▶ Task to carry out: Where a line holds the word "image", copy that line.

**********

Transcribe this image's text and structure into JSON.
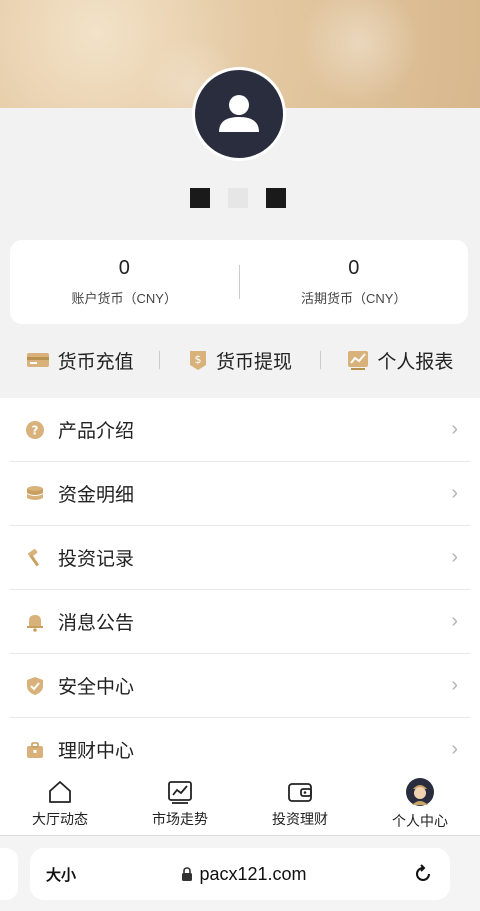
{
  "balances": [
    {
      "value": "0",
      "label": "账户货币（CNY）"
    },
    {
      "value": "0",
      "label": "活期货币（CNY）"
    }
  ],
  "actions": [
    {
      "label": "货币充值",
      "icon": "card-icon"
    },
    {
      "label": "货币提现",
      "icon": "withdraw-icon"
    },
    {
      "label": "个人报表",
      "icon": "report-icon"
    }
  ],
  "menu": [
    {
      "label": "产品介绍",
      "icon": "question-icon"
    },
    {
      "label": "资金明细",
      "icon": "coins-icon"
    },
    {
      "label": "投资记录",
      "icon": "hammer-icon"
    },
    {
      "label": "消息公告",
      "icon": "bell-icon"
    },
    {
      "label": "安全中心",
      "icon": "shield-icon"
    },
    {
      "label": "理财中心",
      "icon": "briefcase-icon"
    }
  ],
  "tabs": [
    {
      "label": "大厅动态",
      "icon": "home-icon"
    },
    {
      "label": "市场走势",
      "icon": "chart-icon"
    },
    {
      "label": "投资理财",
      "icon": "wallet-icon"
    },
    {
      "label": "个人中心",
      "icon": "profile-icon"
    }
  ],
  "browser": {
    "text_size": "大小",
    "url": "pacx121.com"
  },
  "colors": {
    "gold": "#c9a46a",
    "avatar_bg": "#2a2d3d"
  }
}
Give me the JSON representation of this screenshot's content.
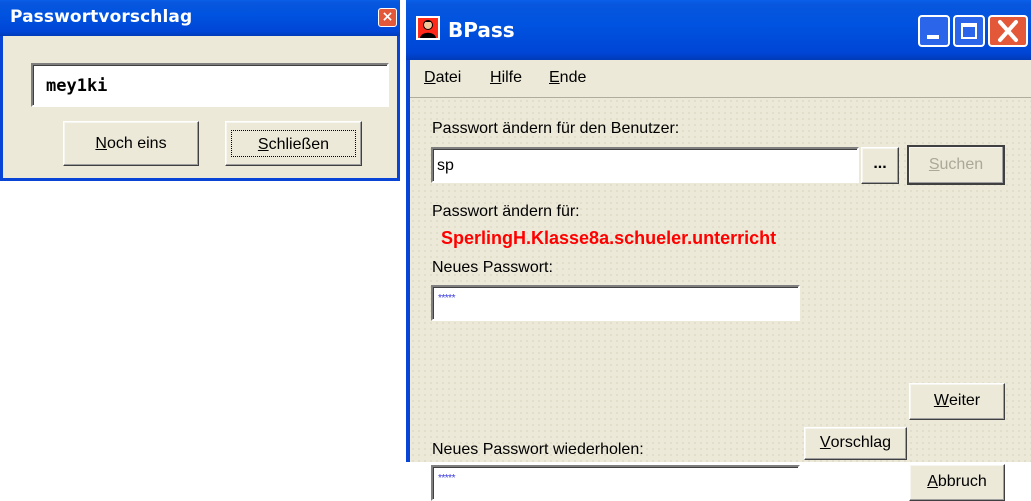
{
  "suggestion_window": {
    "title": "Passwortvorschlag",
    "close_glyph": "×",
    "suggested_password": "mey1ki",
    "noch_eins_label": {
      "mnemonic": "N",
      "rest": "och eins"
    },
    "schliessen_label": {
      "mnemonic": "S",
      "rest": "chließen"
    }
  },
  "main_window": {
    "title": "BPass",
    "menu": {
      "datei": {
        "mnemonic": "D",
        "rest": "atei"
      },
      "hilfe": {
        "mnemonic": "H",
        "rest": "ilfe"
      },
      "ende": {
        "mnemonic": "E",
        "rest": "nde"
      }
    },
    "label_change_for_user": "Passwort ändern für den Benutzer:",
    "user_value": "sp",
    "browse_label": "...",
    "search_label": {
      "mnemonic": "S",
      "rest": "uchen"
    },
    "label_change_for": "Passwort ändern für:",
    "user_path": "SperlingH.Klasse8a.schueler.unterricht",
    "label_new_password": "Neues Passwort:",
    "new_password_mask": "*****",
    "label_repeat_password": "Neues Passwort wiederholen:",
    "repeat_password_mask": "*****",
    "weiter_label": {
      "mnemonic": "W",
      "rest": "eiter"
    },
    "vorschlag_label": {
      "mnemonic": "V",
      "rest": "orschlag"
    },
    "abbruch_label": {
      "mnemonic": "A",
      "rest": "bbruch"
    }
  },
  "colors": {
    "titlebar": "#0053e0",
    "window_face": "#ece9d8",
    "close_button": "#e4583a",
    "user_path_text": "#ff0000",
    "disabled_text": "#aca899"
  },
  "icons": {
    "app_icon": "user-icon",
    "close": "close-icon",
    "minimize": "minimize-icon",
    "maximize": "maximize-icon"
  }
}
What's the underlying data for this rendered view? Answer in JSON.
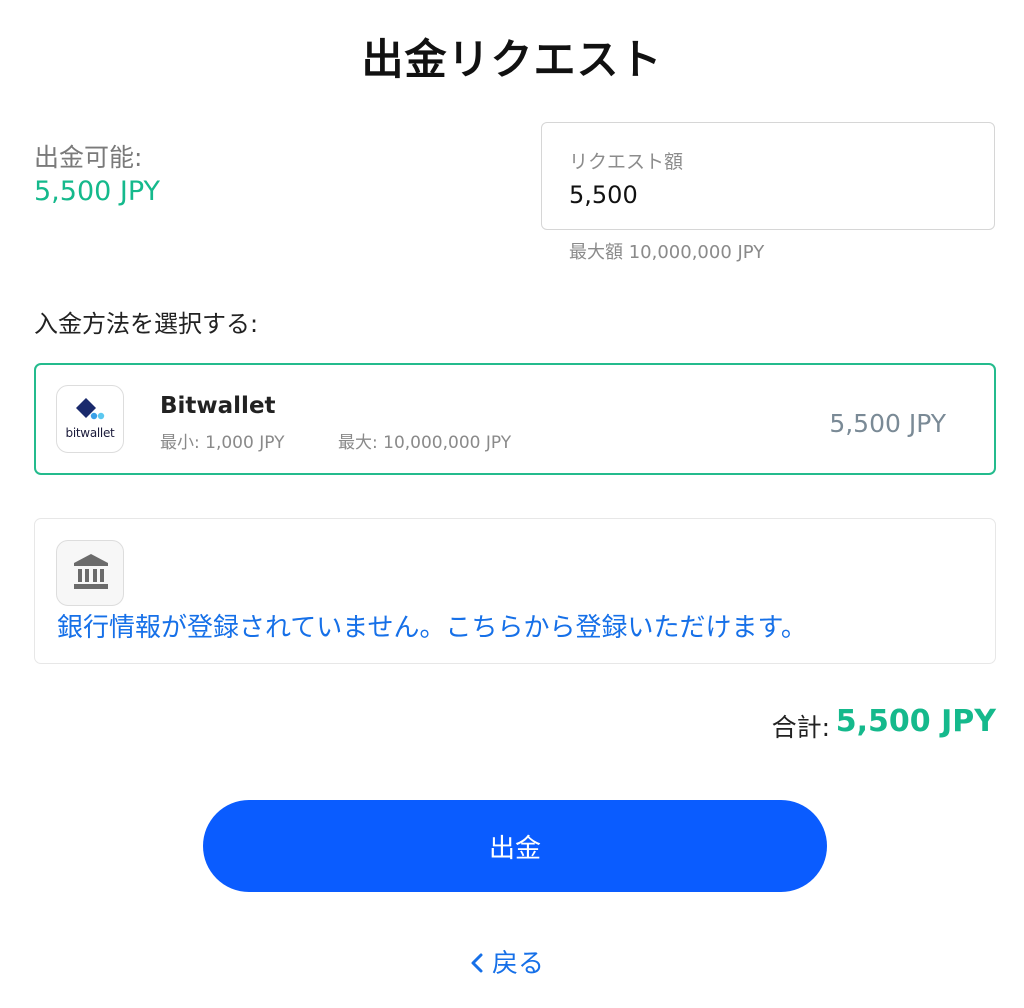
{
  "header": {
    "title": "出金リクエスト"
  },
  "balance": {
    "label": "出金可能:",
    "value": "5,500 JPY"
  },
  "request": {
    "label": "リクエスト額",
    "value": "5,500",
    "max_note": "最大額 10,000,000 JPY"
  },
  "methods": {
    "heading": "入金方法を選択する:",
    "bitwallet": {
      "logo_text": "bitwallet",
      "name": "Bitwallet",
      "min": "最小: 1,000 JPY",
      "max": "最大: 10,000,000 JPY",
      "amount": "5,500 JPY",
      "selected": true,
      "icon": "bitwallet-logo"
    },
    "bank": {
      "icon": "bank-icon",
      "message": "銀行情報が登録されていません。こちらから登録いただけます。"
    }
  },
  "summary": {
    "total_label": "合計:",
    "total_value": "5,500 JPY"
  },
  "actions": {
    "submit_label": "出金",
    "back_label": "戻る",
    "back_icon": "chevron-left-icon"
  },
  "colors": {
    "accent_green": "#15b98c",
    "primary_blue": "#0a5cff",
    "link_blue": "#1670e8",
    "selected_border": "#24bb8d"
  }
}
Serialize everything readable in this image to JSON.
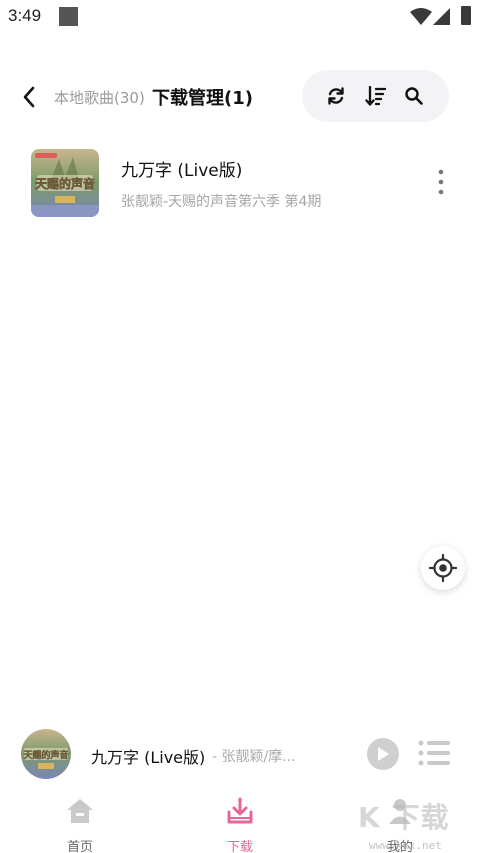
{
  "status_bar": {
    "time": "3:49"
  },
  "header": {
    "breadcrumb": "本地歌曲(30)",
    "title": "下载管理(1)",
    "tools": [
      "refresh-icon",
      "sort-icon",
      "search-icon"
    ]
  },
  "songs": [
    {
      "title": "九万字 (Live版)",
      "subtitle": "张靓颖-天赐的声音第六季 第4期"
    }
  ],
  "mini_player": {
    "title": "九万字 (Live版)",
    "artist": "- 张靓颖/摩..."
  },
  "nav": {
    "items": [
      {
        "label": "首页",
        "icon": "home-icon",
        "active": false
      },
      {
        "label": "下载",
        "icon": "download-icon",
        "active": true
      },
      {
        "label": "我的",
        "icon": "profile-icon",
        "active": false
      }
    ]
  },
  "watermark": {
    "text": "K 下载",
    "url": "www.kkx.net"
  },
  "colors": {
    "accent": "#e8669a",
    "tool_pill_bg": "#f3f3f5"
  }
}
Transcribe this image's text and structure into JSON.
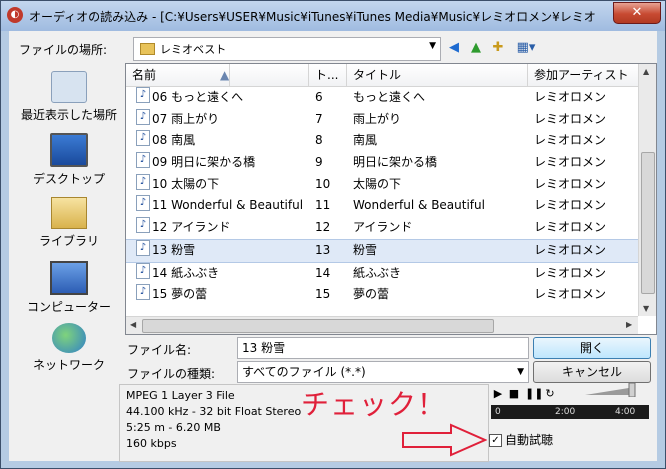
{
  "window": {
    "title": "オーディオの読み込み - [C:¥Users¥USER¥Music¥iTunes¥iTunes Media¥Music¥レミオロメン¥レミオ",
    "close_label": "✕"
  },
  "location": {
    "label": "ファイルの場所:",
    "value": "レミオベスト"
  },
  "places": [
    {
      "label": "最近表示した場所",
      "icon": "recent-places-icon"
    },
    {
      "label": "デスクトップ",
      "icon": "desktop-icon"
    },
    {
      "label": "ライブラリ",
      "icon": "library-icon"
    },
    {
      "label": "コンピューター",
      "icon": "computer-icon"
    },
    {
      "label": "ネットワーク",
      "icon": "network-icon"
    }
  ],
  "columns": [
    "名前",
    "ト...",
    "タイトル",
    "参加アーティスト"
  ],
  "files": [
    {
      "name": "06 もっと遠くへ",
      "track": "6",
      "title": "もっと遠くへ",
      "artist": "レミオロメン",
      "selected": false
    },
    {
      "name": "07 雨上がり",
      "track": "7",
      "title": "雨上がり",
      "artist": "レミオロメン",
      "selected": false
    },
    {
      "name": "08 南風",
      "track": "8",
      "title": "南風",
      "artist": "レミオロメン",
      "selected": false
    },
    {
      "name": "09 明日に架かる橋",
      "track": "9",
      "title": "明日に架かる橋",
      "artist": "レミオロメン",
      "selected": false
    },
    {
      "name": "10 太陽の下",
      "track": "10",
      "title": "太陽の下",
      "artist": "レミオロメン",
      "selected": false
    },
    {
      "name": "11 Wonderful & Beautiful",
      "track": "11",
      "title": "Wonderful & Beautiful",
      "artist": "レミオロメン",
      "selected": false
    },
    {
      "name": "12 アイランド",
      "track": "12",
      "title": "アイランド",
      "artist": "レミオロメン",
      "selected": false
    },
    {
      "name": "13 粉雪",
      "track": "13",
      "title": "粉雪",
      "artist": "レミオロメン",
      "selected": true
    },
    {
      "name": "14 紙ふぶき",
      "track": "14",
      "title": "紙ふぶき",
      "artist": "レミオロメン",
      "selected": false
    },
    {
      "name": "15 夢の蕾",
      "track": "15",
      "title": "夢の蕾",
      "artist": "レミオロメン",
      "selected": false
    }
  ],
  "filename": {
    "label": "ファイル名:",
    "value": "13 粉雪"
  },
  "filetype": {
    "label": "ファイルの種類:",
    "value": "すべてのファイル (*.*)"
  },
  "buttons": {
    "open": "開く",
    "cancel": "キャンセル"
  },
  "info": {
    "line1": "MPEG 1 Layer 3 File",
    "line2": "44.100 kHz - 32 bit Float Stereo",
    "line3": "5:25 m - 6.20 MB",
    "line4": "160 kbps"
  },
  "annotation": "チェック！",
  "player": {
    "timeline_ticks": [
      "0",
      "2:00",
      "4:00"
    ]
  },
  "autoplay": {
    "label": "自動試聴",
    "checked": true
  }
}
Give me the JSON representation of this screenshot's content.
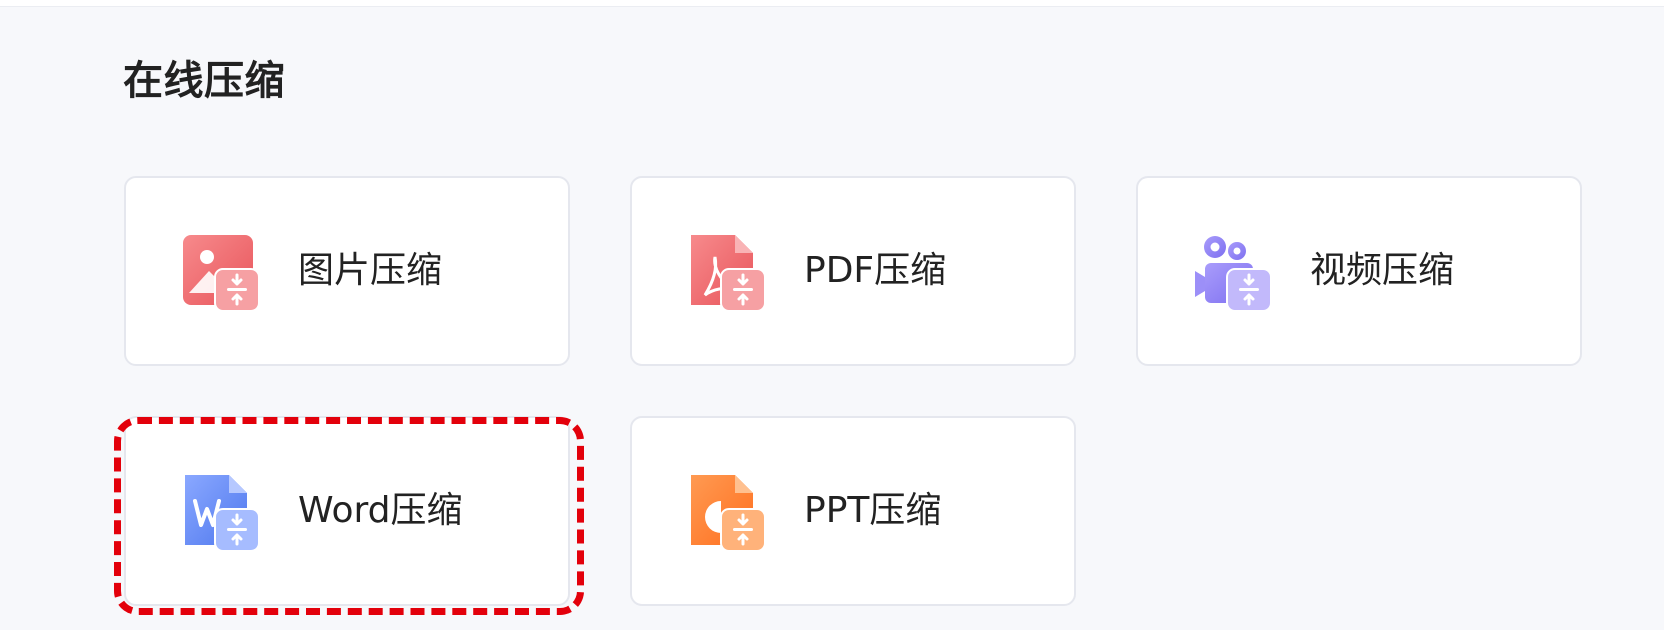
{
  "section": {
    "title": "在线压缩"
  },
  "cards": [
    {
      "label": "图片压缩",
      "icon": "image-compress-icon",
      "color": "#ef6a6e"
    },
    {
      "label": "PDF压缩",
      "icon": "pdf-compress-icon",
      "color": "#ef6a6e"
    },
    {
      "label": "视频压缩",
      "icon": "video-compress-icon",
      "color": "#8b7ef5"
    },
    {
      "label": "Word压缩",
      "icon": "word-compress-icon",
      "color": "#5f8cf5"
    },
    {
      "label": "PPT压缩",
      "icon": "ppt-compress-icon",
      "color": "#ff7a2e"
    }
  ],
  "highlight": {
    "target": "Word压缩",
    "color": "#e3000b"
  }
}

**********

▶ Correct response:
Transcribe this image's text and structure into JSON.
Serialize everything readable in this image to JSON.
Transcribe this image's text and structure into JSON.
      "icon": "image-compress-icon",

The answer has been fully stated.